▶ **GIVEN EXERCISE**
Pick out each line of the records in which the word "highlighted" appears.

▶ **RECORDS PROVIDED**
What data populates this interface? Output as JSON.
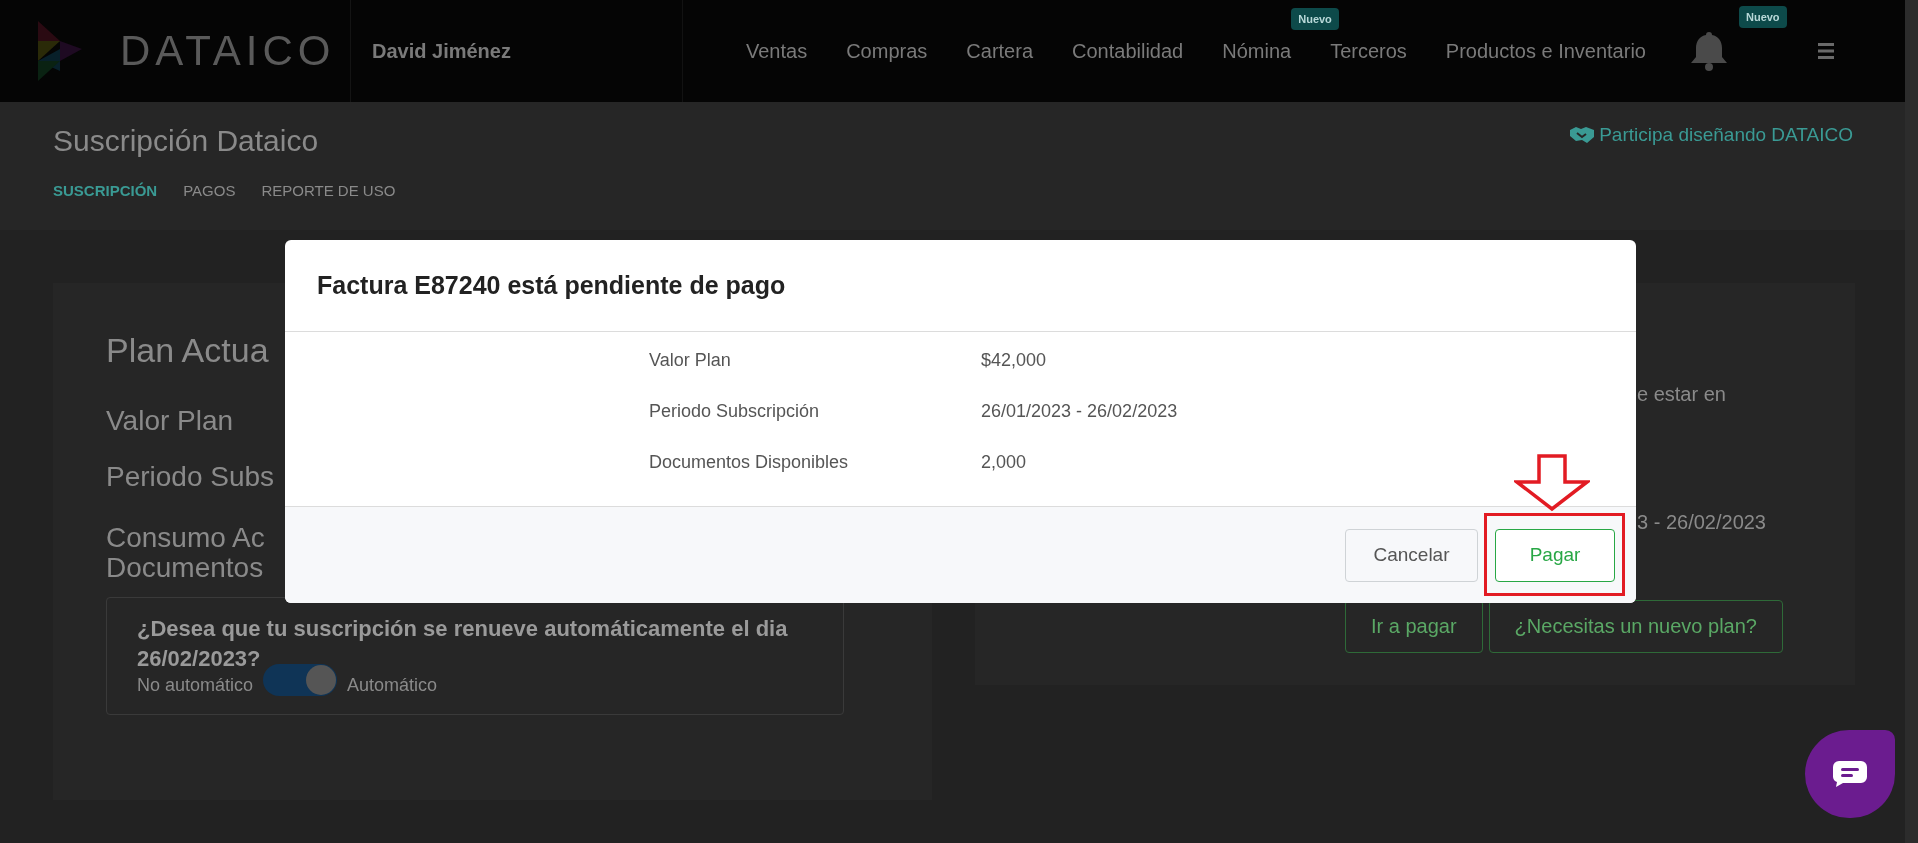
{
  "navbar": {
    "logo": "DATAICO",
    "user": "David Jiménez",
    "items": [
      {
        "label": "Ventas"
      },
      {
        "label": "Compras"
      },
      {
        "label": "Cartera"
      },
      {
        "label": "Contabilidad"
      },
      {
        "label": "Nómina",
        "badge": "Nuevo"
      },
      {
        "label": "Terceros"
      },
      {
        "label": "Productos e Inventario"
      }
    ],
    "bell_badge": "Nuevo"
  },
  "page": {
    "title": "Suscripción Dataico",
    "tabs": [
      {
        "label": "SUSCRIPCIÓN",
        "selected": true
      },
      {
        "label": "PAGOS",
        "selected": false
      },
      {
        "label": "REPORTE DE USO",
        "selected": false
      }
    ],
    "participate_link": "Participa diseñando DATAICO"
  },
  "plan_card": {
    "title": "Plan Actua",
    "rows": [
      "Valor Plan",
      "Periodo Subs"
    ],
    "consumption_lines": [
      "Consumo Ac",
      "Documentos"
    ],
    "renewal": {
      "question": "¿Desea que tu suscripción se renueve automáticamente el dia 26/02/2023?",
      "off_label": "No automático",
      "on_label": "Automático",
      "on": true
    }
  },
  "right_card": {
    "fragments": [
      "e estar en",
      "3 - 26/02/2023"
    ],
    "buttons": [
      "Ir a pagar",
      "¿Necesitas un nuevo plan?"
    ]
  },
  "modal": {
    "title": "Factura E87240 está pendiente de pago",
    "rows": [
      {
        "label": "Valor Plan",
        "value": "$42,000"
      },
      {
        "label": "Periodo Subscripción",
        "value": "26/01/2023 - 26/02/2023"
      },
      {
        "label": "Documentos Disponibles",
        "value": "2,000"
      }
    ],
    "buttons": [
      {
        "label": "Cancelar",
        "kind": "secondary",
        "highlighted": false
      },
      {
        "label": "Pagar",
        "kind": "primary",
        "highlighted": true
      }
    ]
  }
}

▶ **FINAL ANSWER**
        "highlighted": false
        "highlighted": true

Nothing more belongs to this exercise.